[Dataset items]
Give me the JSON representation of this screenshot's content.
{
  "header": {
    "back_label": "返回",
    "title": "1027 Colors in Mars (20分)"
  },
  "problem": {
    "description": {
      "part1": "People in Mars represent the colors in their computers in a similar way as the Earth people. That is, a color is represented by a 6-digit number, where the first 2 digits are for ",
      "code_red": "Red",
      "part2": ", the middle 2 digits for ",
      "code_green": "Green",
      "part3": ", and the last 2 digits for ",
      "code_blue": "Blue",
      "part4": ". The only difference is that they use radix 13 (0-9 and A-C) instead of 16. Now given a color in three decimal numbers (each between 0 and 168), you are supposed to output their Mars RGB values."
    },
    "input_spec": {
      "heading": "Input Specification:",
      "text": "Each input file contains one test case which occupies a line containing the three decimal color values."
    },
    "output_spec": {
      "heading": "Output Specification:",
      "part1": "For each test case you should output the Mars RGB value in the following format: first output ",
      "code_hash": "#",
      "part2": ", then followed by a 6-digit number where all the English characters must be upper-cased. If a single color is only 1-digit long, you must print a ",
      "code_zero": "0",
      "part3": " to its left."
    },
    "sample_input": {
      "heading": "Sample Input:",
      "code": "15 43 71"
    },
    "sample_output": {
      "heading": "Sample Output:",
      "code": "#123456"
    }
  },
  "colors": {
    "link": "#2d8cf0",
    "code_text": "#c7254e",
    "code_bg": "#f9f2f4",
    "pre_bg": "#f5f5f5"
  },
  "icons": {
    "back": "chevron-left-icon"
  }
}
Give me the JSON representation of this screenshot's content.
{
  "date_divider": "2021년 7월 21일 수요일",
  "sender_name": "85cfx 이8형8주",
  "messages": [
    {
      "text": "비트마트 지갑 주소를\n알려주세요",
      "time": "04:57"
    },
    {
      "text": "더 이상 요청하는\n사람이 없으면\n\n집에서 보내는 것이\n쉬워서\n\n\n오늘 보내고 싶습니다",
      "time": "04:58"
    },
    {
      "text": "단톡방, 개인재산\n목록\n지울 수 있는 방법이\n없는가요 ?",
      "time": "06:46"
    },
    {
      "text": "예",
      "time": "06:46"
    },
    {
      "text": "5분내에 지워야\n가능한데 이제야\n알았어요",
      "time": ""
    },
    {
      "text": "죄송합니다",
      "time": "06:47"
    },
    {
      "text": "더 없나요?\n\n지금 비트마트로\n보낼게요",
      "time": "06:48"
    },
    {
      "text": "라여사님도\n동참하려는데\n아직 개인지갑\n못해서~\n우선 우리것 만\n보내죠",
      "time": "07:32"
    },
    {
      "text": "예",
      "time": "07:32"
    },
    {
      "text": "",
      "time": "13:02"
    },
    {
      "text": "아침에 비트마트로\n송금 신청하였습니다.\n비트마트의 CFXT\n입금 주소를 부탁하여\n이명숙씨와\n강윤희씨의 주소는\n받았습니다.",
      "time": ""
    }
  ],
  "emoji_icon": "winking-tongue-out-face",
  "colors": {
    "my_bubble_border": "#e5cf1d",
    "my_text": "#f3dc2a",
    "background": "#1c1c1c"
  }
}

Stated goal: Would you reproduce the material above in full, exactly as given?

Correct answer:
Give me the JSON representation of this screenshot's content.
{
  "header": {
    "back_label": "返回",
    "title": "1027 Colors in Mars (20分)"
  },
  "problem": {
    "description": {
      "part1": "People in Mars represent the colors in their computers in a similar way as the Earth people. That is, a color is represented by a 6-digit number, where the first 2 digits are for ",
      "code_red": "Red",
      "part2": ", the middle 2 digits for ",
      "code_green": "Green",
      "part3": ", and the last 2 digits for ",
      "code_blue": "Blue",
      "part4": ". The only difference is that they use radix 13 (0-9 and A-C) instead of 16. Now given a color in three decimal numbers (each between 0 and 168), you are supposed to output their Mars RGB values."
    },
    "input_spec": {
      "heading": "Input Specification:",
      "text": "Each input file contains one test case which occupies a line containing the three decimal color values."
    },
    "output_spec": {
      "heading": "Output Specification:",
      "part1": "For each test case you should output the Mars RGB value in the following format: first output ",
      "code_hash": "#",
      "part2": ", then followed by a 6-digit number where all the English characters must be upper-cased. If a single color is only 1-digit long, you must print a ",
      "code_zero": "0",
      "part3": " to its left."
    },
    "sample_input": {
      "heading": "Sample Input:",
      "code": "15 43 71"
    },
    "sample_output": {
      "heading": "Sample Output:",
      "code": "#123456"
    }
  },
  "colors": {
    "link": "#2d8cf0",
    "code_text": "#c7254e",
    "code_bg": "#f9f2f4",
    "pre_bg": "#f5f5f5"
  },
  "icons": {
    "back": "chevron-left-icon"
  }
}
Give me the JSON representation of this screenshot's content.
{
  "date_divider": "2021년 7월 21일 수요일",
  "sender_name": "85cfx 이8형8주",
  "messages": [
    {
      "text": "비트마트 지갑 주소를\n알려주세요",
      "time": "04:57"
    },
    {
      "text": "더 이상 요청하는\n사람이 없으면\n\n집에서 보내는 것이\n쉬워서\n\n\n오늘 보내고 싶습니다",
      "time": "04:58"
    },
    {
      "text": "단톡방, 개인재산\n목록\n지울 수 있는 방법이\n없는가요 ?",
      "time": "06:46"
    },
    {
      "text": "예",
      "time": "06:46"
    },
    {
      "text": "5분내에 지워야\n가능한데 이제야\n알았어요",
      "time": ""
    },
    {
      "text": "죄송합니다",
      "time": "06:47"
    },
    {
      "text": "더 없나요?\n\n지금 비트마트로\n보낼게요",
      "time": "06:48"
    },
    {
      "text": "라여사님도\n동참하려는데\n아직 개인지갑\n못해서~\n우선 우리것 만\n보내죠",
      "time": "07:32"
    },
    {
      "text": "예",
      "time": "07:32"
    },
    {
      "text": "",
      "time": "13:02"
    },
    {
      "text": "아침에 비트마트로\n송금 신청하였습니다.\n비트마트의 CFXT\n입금 주소를 부탁하여\n이명숙씨와\n강윤희씨의 주소는\n받았습니다.",
      "time": ""
    }
  ],
  "emoji_icon": "winking-tongue-out-face",
  "colors": {
    "my_bubble_border": "#e5cf1d",
    "my_text": "#f3dc2a",
    "background": "#1c1c1c"
  }
}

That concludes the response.